## AIM
Without changing a character, return the entries, but not the images they hold.

Saved entries
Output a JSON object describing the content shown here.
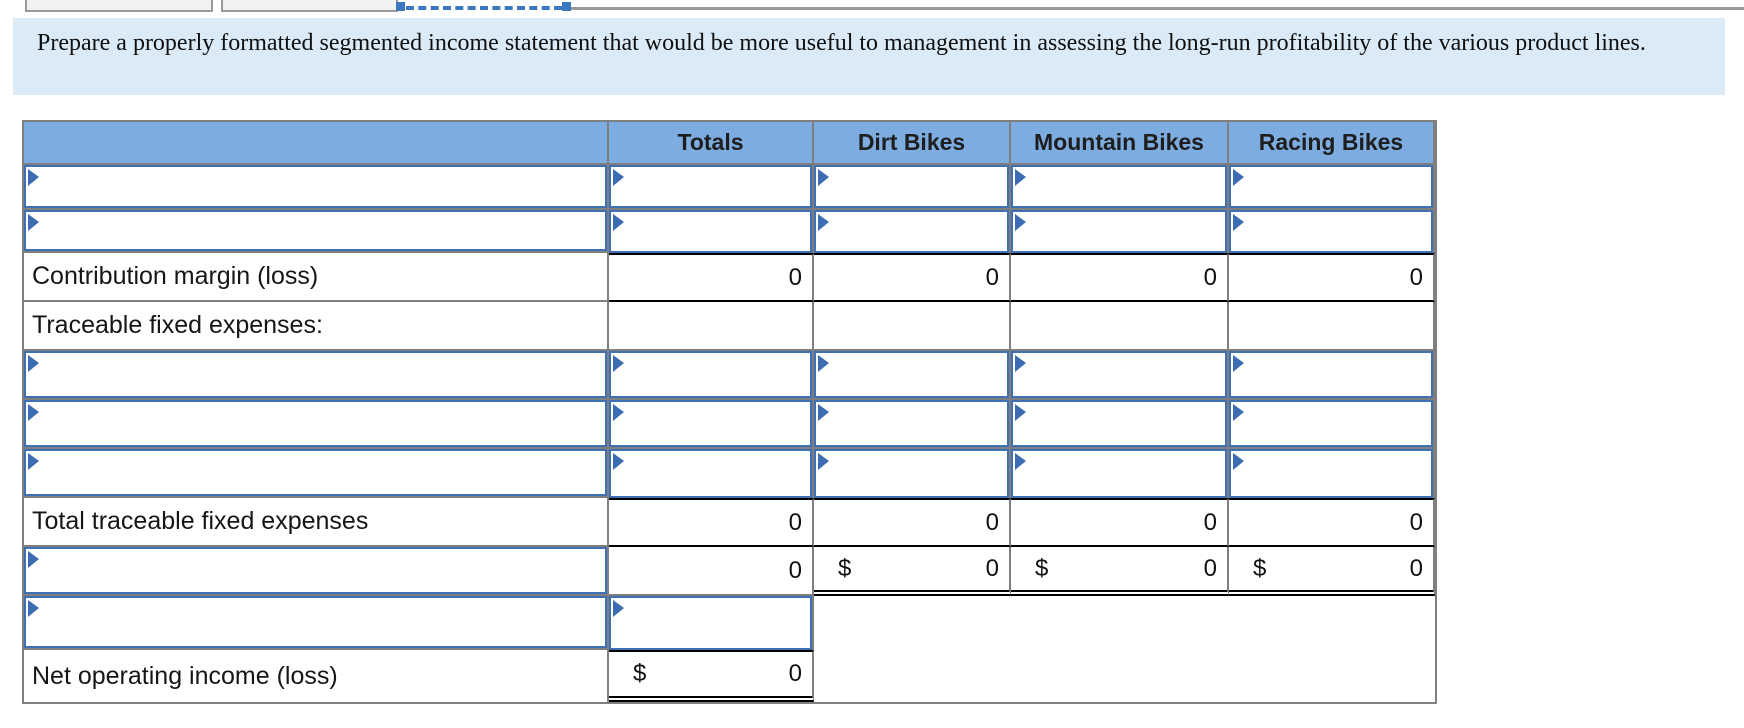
{
  "instruction": {
    "text": "Prepare a properly formatted segmented income statement that would be more useful to management in assessing the long-run profitability of the various product lines."
  },
  "table": {
    "headers": {
      "totals": "Totals",
      "dirt_bikes": "Dirt Bikes",
      "mountain_bikes": "Mountain Bikes",
      "racing_bikes": "Racing Bikes"
    },
    "contribution_margin": {
      "label": "Contribution margin (loss)",
      "values": [
        "0",
        "0",
        "0",
        "0"
      ]
    },
    "traceable_section": {
      "label": "Traceable fixed expenses:"
    },
    "total_traceable": {
      "label": "Total traceable fixed expenses",
      "values": [
        "0",
        "0",
        "0",
        "0"
      ]
    },
    "segment_margin": {
      "totals_value": "0",
      "currency": "$",
      "values": [
        "0",
        "0",
        "0"
      ]
    },
    "net_operating": {
      "label": "Net operating income (loss)",
      "currency": "$",
      "value": "0"
    }
  },
  "colors": {
    "header_bg": "#7cace0",
    "input_border": "#4070b4",
    "flag_blue": "#3c6db2",
    "selection_blue": "#3c78c0",
    "instruction_bg": "#daeaf7",
    "grid_gray": "#7f7f7f",
    "total_line": "#000000"
  }
}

## RESPONSE BELOW
Output a JSON object describing the content shown here.
{
  "instruction": {
    "text": "Prepare a properly formatted segmented income statement that would be more useful to management in assessing the long-run profitability of the various product lines."
  },
  "table": {
    "headers": {
      "totals": "Totals",
      "dirt_bikes": "Dirt Bikes",
      "mountain_bikes": "Mountain Bikes",
      "racing_bikes": "Racing Bikes"
    },
    "contribution_margin": {
      "label": "Contribution margin (loss)",
      "values": [
        "0",
        "0",
        "0",
        "0"
      ]
    },
    "traceable_section": {
      "label": "Traceable fixed expenses:"
    },
    "total_traceable": {
      "label": "Total traceable fixed expenses",
      "values": [
        "0",
        "0",
        "0",
        "0"
      ]
    },
    "segment_margin": {
      "totals_value": "0",
      "currency": "$",
      "values": [
        "0",
        "0",
        "0"
      ]
    },
    "net_operating": {
      "label": "Net operating income (loss)",
      "currency": "$",
      "value": "0"
    }
  },
  "colors": {
    "header_bg": "#7cace0",
    "input_border": "#4070b4",
    "flag_blue": "#3c6db2",
    "selection_blue": "#3c78c0",
    "instruction_bg": "#daeaf7",
    "grid_gray": "#7f7f7f",
    "total_line": "#000000"
  }
}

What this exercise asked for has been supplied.